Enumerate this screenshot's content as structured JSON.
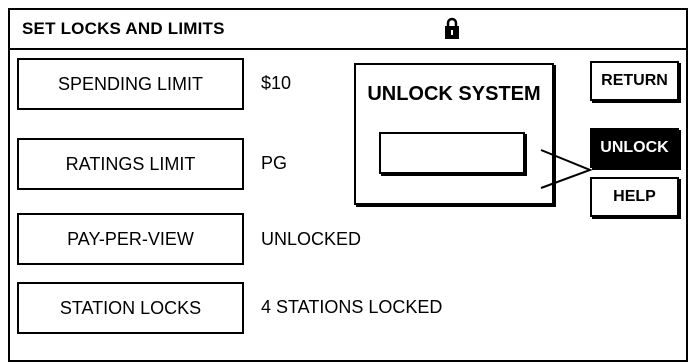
{
  "header": {
    "title": "SET LOCKS AND LIMITS",
    "icon": "padlock-icon"
  },
  "menu": [
    {
      "label": "SPENDING LIMIT",
      "value": "$10"
    },
    {
      "label": "RATINGS LIMIT",
      "value": "PG"
    },
    {
      "label": "PAY-PER-VIEW",
      "value": "UNLOCKED"
    },
    {
      "label": "STATION LOCKS",
      "value": "4 STATIONS LOCKED"
    }
  ],
  "unlock_panel": {
    "title": "UNLOCK SYSTEM",
    "input_value": ""
  },
  "side_buttons": {
    "return_label": "RETURN",
    "unlock_label": "UNLOCK",
    "help_label": "HELP"
  },
  "colors": {
    "active_button_bg": "#000000",
    "active_button_fg": "#ffffff"
  }
}
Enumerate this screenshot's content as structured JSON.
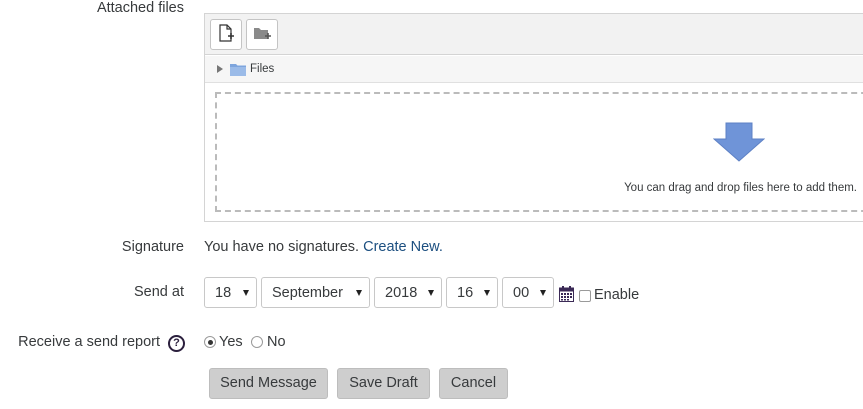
{
  "attached_files": {
    "label": "Attached files",
    "path_label": "Files",
    "drop_text": "You can drag and drop files here to add them."
  },
  "signature": {
    "label": "Signature",
    "text": "You have no signatures.",
    "link": "Create New."
  },
  "send_at": {
    "label": "Send at",
    "day": "18",
    "month": "September",
    "year": "2018",
    "hour": "16",
    "minute": "00",
    "enable_label": "Enable"
  },
  "send_report": {
    "label": "Receive a send report",
    "help": "?",
    "yes_label": "Yes",
    "no_label": "No",
    "selected": "Yes"
  },
  "buttons": {
    "send": "Send Message",
    "save": "Save Draft",
    "cancel": "Cancel"
  },
  "colors": {
    "link": "#1c4f80",
    "arrow": "#6f94d8",
    "folder": "#7ea5dd"
  }
}
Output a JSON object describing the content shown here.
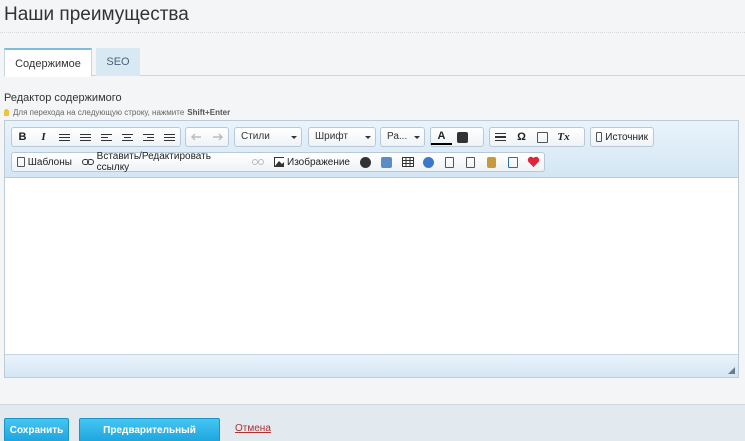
{
  "page": {
    "title": "Наши преимущества"
  },
  "tabs": [
    {
      "label": "Содержимое",
      "active": true
    },
    {
      "label": "SEO",
      "active": false
    }
  ],
  "field": {
    "label": "Редактор содержимого",
    "hint_text": "Для перехода на следующую строку, нажмите",
    "hint_key": "Shift+Enter"
  },
  "toolbar": {
    "row1": {
      "bold": "B",
      "italic": "I",
      "combos": {
        "styles": "Стили",
        "font": "Шрифт",
        "size": "Ра..."
      },
      "source_label": "Источник",
      "omega": "Ω",
      "text_color": "A",
      "remove_format": "Tx"
    },
    "row2": {
      "templates_label": "Шаблоны",
      "link_label": "Вставить/Редактировать ссылку",
      "image_label": "Изображение"
    }
  },
  "footer": {
    "save_label": "Сохранить",
    "preview_label": "Предварительный просмотр",
    "cancel_label": "Отмена"
  },
  "colors": {
    "accent": "#1ea6df",
    "cancel_link": "#b03030",
    "heart": "#e0243a"
  }
}
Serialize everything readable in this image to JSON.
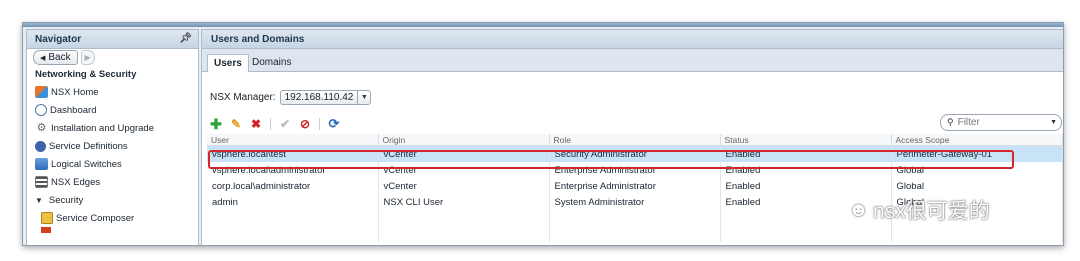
* * *
**SET PROBLEM**
Make an exact copy of the data above, pictures excluded.

**FULL ANSWER**
Enumerate this screenshot's content as structured JSON.
{
  "header": {
    "title": "SET LOCKS AND LIMITS",
    "icon": "padlock-icon"
  },
  "menu": [
    {
      "label": "SPENDING LIMIT",
      "value": "$10"
    },
    {
      "label": "RATINGS LIMIT",
      "value": "PG"
    },
    {
      "label": "PAY-PER-VIEW",
      "value": "UNLOCKED"
    },
    {
      "label": "STATION LOCKS",
      "value": "4 STATIONS LOCKED"
    }
  ],
  "unlock_panel": {
    "title": "UNLOCK SYSTEM",
    "input_value": ""
  },
  "side_buttons": {
    "return_label": "RETURN",
    "unlock_label": "UNLOCK",
    "help_label": "HELP"
  },
  "colors": {
    "active_button_bg": "#000000",
    "active_button_fg": "#ffffff"
  }
}
Enumerate this screenshot's content as structured JSON.
{
  "attached_files": {
    "label": "Attached files",
    "path_label": "Files",
    "drop_text": "You can drag and drop files here to add them."
  },
  "signature": {
    "label": "Signature",
    "text": "You have no signatures.",
    "link": "Create New."
  },
  "send_at": {
    "label": "Send at",
    "day": "18",
    "month": "September",
    "year": "2018",
    "hour": "16",
    "minute": "00",
    "enable_label": "Enable"
  },
  "send_report": {
    "label": "Receive a send report",
    "help": "?",
    "yes_label": "Yes",
    "no_label": "No",
    "selected": "Yes"
  },
  "buttons": {
    "send": "Send Message",
    "save": "Save Draft",
    "cancel": "Cancel"
  },
  "colors": {
    "link": "#1c4f80",
    "arrow": "#6f94d8",
    "folder": "#7ea5dd"
  }
}
Output a JSON object describing the content shown here.
{
  "page": {
    "title": "Наши преимущества"
  },
  "tabs": [
    {
      "label": "Содержимое",
      "active": true
    },
    {
      "label": "SEO",
      "active": false
    }
  ],
  "field": {
    "label": "Редактор содержимого",
    "hint_text": "Для перехода на следующую строку, нажмите",
    "hint_key": "Shift+Enter"
  },
  "toolbar": {
    "row1": {
      "bold": "B",
      "italic": "I",
      "combos": {
        "styles": "Стили",
        "font": "Шрифт",
        "size": "Ра..."
      },
      "source_label": "Источник",
      "omega": "Ω",
      "text_color": "A",
      "remove_format": "Tx"
    },
    "row2": {
      "templates_label": "Шаблоны",
      "link_label": "Вставить/Редактировать ссылку",
      "image_label": "Изображение"
    }
  },
  "footer": {
    "save_label": "Сохранить",
    "preview_label": "Предварительный просмотр",
    "cancel_label": "Отмена"
  },
  "colors": {
    "accent": "#1ea6df",
    "cancel_link": "#b03030",
    "heart": "#e0243a"
  }
}
Serialize everything readable in this image to JSON.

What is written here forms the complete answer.